### Stated problem
Select all lines with the string "мероприятие" in them, and copy those lines.
------------------------------
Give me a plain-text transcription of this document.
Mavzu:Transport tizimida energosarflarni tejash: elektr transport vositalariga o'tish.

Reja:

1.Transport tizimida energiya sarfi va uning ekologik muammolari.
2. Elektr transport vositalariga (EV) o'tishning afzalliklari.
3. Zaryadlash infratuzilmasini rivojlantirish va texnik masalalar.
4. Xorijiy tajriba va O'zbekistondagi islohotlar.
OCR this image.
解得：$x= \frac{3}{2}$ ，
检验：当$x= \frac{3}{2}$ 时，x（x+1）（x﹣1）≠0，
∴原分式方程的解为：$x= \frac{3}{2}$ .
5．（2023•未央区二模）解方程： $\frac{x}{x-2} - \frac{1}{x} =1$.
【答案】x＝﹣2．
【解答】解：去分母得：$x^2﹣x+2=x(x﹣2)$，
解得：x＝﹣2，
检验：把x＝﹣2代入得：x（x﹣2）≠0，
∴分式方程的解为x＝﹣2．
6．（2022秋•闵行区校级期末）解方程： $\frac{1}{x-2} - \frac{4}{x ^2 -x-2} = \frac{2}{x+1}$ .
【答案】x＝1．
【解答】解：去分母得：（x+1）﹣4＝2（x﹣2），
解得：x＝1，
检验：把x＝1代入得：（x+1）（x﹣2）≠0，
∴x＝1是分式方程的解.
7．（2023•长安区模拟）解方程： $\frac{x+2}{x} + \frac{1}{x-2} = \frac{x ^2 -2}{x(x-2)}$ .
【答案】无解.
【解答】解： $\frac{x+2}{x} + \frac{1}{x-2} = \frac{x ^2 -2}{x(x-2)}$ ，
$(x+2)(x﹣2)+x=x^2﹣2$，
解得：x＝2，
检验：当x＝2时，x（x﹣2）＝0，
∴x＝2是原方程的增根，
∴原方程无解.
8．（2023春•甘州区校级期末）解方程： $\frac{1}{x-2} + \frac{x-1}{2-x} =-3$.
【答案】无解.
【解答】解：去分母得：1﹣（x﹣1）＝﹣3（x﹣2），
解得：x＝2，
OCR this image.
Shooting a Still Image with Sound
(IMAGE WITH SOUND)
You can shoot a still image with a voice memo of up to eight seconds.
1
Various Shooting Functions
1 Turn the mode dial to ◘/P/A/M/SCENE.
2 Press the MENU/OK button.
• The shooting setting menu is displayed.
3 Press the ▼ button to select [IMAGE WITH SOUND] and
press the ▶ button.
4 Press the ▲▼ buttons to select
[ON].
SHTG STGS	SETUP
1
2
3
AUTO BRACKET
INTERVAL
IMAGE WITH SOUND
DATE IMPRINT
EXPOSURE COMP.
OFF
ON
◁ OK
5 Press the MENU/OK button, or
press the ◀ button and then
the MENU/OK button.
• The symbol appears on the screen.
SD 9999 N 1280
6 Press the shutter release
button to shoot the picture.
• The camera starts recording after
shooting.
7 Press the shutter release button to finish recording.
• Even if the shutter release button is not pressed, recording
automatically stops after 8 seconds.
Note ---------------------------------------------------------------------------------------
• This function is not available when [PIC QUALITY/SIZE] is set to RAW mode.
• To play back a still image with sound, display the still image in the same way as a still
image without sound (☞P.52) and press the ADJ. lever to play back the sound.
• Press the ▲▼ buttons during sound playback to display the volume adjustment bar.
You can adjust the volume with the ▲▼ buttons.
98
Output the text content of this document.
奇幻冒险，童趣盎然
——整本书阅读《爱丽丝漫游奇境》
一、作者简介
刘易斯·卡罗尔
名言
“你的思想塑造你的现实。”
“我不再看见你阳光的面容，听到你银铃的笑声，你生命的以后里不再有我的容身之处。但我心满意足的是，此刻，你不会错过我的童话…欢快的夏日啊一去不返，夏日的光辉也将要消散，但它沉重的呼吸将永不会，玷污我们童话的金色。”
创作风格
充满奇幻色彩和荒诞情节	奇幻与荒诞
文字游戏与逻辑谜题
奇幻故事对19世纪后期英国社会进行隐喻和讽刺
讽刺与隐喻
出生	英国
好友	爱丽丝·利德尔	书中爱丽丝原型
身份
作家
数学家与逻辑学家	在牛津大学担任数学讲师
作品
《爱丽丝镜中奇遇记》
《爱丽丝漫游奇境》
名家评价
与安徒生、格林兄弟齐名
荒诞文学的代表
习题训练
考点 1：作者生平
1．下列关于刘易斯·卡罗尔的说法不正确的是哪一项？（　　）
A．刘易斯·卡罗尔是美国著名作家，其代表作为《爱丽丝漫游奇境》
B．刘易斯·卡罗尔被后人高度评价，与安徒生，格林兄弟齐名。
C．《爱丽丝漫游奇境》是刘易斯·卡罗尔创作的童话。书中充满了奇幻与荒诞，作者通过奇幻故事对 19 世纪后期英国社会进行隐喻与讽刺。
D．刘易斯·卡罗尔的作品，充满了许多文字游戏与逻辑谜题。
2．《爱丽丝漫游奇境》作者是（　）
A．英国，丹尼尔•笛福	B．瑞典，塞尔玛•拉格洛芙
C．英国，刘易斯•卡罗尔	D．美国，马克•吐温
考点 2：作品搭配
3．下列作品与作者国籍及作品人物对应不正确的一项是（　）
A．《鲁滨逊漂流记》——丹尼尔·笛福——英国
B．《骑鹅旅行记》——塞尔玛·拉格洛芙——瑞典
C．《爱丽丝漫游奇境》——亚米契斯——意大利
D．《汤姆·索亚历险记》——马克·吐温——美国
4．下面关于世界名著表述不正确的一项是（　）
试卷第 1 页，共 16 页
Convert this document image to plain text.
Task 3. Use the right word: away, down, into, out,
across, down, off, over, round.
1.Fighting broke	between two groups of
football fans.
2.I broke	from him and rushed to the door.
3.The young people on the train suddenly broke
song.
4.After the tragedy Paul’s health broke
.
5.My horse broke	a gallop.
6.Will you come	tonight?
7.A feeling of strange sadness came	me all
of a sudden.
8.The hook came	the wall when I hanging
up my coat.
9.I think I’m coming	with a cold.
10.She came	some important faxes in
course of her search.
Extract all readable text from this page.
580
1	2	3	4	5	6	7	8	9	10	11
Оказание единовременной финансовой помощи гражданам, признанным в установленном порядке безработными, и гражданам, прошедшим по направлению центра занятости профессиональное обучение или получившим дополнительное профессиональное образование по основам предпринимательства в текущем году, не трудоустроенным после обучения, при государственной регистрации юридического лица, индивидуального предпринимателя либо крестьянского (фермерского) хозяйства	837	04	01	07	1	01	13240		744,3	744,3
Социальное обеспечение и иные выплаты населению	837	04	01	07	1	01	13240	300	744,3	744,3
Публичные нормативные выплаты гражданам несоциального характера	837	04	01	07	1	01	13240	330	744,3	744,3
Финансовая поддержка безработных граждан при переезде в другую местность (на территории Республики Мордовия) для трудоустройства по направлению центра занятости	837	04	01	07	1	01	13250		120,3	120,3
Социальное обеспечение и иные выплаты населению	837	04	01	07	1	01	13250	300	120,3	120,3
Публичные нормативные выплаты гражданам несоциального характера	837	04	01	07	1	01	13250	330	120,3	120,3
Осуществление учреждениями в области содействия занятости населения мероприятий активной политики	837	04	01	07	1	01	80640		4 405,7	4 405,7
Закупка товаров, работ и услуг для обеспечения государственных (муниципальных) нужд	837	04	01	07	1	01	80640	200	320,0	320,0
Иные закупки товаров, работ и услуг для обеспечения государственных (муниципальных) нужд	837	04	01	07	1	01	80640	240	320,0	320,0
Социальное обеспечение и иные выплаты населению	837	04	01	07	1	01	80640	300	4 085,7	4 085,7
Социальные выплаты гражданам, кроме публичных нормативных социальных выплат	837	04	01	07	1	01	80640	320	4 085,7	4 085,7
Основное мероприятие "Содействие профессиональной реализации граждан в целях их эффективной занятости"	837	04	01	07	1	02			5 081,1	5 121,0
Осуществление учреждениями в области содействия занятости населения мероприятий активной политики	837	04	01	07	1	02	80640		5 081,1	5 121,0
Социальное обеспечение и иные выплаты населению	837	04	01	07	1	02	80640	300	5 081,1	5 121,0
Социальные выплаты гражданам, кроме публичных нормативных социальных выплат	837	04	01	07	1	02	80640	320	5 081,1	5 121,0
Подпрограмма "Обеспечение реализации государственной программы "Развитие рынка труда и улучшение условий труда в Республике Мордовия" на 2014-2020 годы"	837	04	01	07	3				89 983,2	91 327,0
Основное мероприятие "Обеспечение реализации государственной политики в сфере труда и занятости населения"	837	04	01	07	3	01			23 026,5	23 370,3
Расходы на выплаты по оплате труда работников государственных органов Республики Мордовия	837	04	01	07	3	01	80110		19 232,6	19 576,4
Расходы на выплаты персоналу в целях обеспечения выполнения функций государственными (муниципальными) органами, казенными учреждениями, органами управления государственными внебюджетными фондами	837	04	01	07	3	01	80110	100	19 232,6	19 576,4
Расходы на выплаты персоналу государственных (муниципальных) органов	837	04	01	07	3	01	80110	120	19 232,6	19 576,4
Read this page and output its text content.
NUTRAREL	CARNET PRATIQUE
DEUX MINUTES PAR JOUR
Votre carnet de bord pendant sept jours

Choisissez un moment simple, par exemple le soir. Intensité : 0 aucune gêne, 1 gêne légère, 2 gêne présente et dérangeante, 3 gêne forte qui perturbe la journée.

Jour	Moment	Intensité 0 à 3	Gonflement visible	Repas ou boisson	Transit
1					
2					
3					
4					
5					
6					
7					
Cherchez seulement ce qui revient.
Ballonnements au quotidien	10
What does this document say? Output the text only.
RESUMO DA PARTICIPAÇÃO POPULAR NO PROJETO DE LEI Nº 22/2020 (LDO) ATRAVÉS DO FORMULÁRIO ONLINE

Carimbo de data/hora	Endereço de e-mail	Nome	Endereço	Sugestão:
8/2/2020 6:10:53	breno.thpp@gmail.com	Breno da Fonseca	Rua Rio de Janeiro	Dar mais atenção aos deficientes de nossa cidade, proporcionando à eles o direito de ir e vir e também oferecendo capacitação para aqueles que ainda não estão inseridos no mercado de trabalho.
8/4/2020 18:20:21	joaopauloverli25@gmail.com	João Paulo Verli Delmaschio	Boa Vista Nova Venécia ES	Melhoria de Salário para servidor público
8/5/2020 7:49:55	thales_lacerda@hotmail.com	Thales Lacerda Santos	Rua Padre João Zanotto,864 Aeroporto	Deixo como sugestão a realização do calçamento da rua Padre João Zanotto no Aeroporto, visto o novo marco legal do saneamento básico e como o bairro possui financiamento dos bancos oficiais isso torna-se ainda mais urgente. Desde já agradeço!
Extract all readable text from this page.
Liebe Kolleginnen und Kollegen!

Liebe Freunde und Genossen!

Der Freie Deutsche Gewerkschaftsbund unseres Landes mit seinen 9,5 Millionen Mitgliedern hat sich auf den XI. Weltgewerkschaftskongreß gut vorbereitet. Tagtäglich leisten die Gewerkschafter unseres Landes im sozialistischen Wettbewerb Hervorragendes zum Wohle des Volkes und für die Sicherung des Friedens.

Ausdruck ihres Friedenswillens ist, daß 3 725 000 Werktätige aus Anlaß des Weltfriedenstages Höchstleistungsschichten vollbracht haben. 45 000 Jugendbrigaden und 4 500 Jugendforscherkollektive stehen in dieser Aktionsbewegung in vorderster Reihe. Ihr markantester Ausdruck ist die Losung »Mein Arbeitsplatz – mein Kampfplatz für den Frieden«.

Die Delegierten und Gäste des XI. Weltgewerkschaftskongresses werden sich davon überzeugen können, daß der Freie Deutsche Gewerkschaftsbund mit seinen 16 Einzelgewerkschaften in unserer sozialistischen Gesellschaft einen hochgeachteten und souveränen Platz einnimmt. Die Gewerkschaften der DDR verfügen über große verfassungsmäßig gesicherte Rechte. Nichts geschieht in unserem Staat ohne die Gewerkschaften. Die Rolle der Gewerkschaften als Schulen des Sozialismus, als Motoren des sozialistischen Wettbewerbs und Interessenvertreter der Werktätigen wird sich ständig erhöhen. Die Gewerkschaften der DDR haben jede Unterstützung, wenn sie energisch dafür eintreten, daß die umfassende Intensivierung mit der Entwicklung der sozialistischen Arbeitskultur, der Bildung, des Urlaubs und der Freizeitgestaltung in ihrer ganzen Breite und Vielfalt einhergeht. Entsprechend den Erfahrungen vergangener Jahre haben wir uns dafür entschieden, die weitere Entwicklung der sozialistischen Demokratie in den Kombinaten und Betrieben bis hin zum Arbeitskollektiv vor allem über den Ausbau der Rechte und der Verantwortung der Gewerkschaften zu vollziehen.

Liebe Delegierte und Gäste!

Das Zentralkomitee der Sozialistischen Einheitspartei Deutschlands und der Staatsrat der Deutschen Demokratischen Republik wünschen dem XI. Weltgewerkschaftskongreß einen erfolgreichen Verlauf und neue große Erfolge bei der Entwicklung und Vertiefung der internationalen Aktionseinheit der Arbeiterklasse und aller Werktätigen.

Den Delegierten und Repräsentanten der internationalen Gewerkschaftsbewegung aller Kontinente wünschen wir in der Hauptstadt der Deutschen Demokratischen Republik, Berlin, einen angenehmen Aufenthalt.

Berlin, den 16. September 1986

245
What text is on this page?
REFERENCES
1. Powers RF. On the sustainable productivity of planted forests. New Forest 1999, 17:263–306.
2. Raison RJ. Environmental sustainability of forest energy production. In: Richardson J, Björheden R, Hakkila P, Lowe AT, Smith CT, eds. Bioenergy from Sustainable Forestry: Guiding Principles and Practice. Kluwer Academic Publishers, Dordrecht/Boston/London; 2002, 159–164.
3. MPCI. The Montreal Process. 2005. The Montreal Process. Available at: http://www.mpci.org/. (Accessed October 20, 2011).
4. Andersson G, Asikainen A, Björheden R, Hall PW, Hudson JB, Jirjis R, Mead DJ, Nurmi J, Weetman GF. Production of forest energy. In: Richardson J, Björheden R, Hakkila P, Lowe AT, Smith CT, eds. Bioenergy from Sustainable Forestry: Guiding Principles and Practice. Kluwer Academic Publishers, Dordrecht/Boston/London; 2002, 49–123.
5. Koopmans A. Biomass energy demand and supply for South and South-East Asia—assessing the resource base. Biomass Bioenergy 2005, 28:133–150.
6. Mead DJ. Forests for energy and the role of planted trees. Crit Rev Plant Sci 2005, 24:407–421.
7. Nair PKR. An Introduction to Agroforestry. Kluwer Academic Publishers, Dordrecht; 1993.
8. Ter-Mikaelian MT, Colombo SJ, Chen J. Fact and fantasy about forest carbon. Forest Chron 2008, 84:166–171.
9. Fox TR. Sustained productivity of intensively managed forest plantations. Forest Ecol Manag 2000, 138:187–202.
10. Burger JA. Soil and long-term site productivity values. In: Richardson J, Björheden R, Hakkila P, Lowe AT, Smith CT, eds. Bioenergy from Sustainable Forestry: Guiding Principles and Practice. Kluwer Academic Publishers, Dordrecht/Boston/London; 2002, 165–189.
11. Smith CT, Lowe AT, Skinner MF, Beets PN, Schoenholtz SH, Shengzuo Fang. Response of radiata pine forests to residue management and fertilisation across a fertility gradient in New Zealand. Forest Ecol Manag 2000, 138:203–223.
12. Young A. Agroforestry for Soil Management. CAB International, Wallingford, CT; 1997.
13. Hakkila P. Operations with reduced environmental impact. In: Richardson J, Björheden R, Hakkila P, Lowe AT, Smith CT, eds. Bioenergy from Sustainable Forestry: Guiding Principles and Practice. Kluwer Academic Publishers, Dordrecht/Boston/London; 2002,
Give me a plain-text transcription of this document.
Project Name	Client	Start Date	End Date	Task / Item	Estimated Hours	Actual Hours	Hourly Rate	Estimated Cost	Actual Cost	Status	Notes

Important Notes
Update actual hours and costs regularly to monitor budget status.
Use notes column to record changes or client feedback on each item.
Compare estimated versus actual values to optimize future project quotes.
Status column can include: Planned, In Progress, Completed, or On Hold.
------------------------------
### Correct answer
Основное мероприятие "Содействие профессиональной реализации граждан в целях их эффективной занятости"	837	04	01	07	1	02			5 081,1	5 121,0
Основное мероприятие "Обеспечение реализации государственной политики в сфере труда и занятости населения"	837	04	01	07	3	01			23 026,5	23 370,3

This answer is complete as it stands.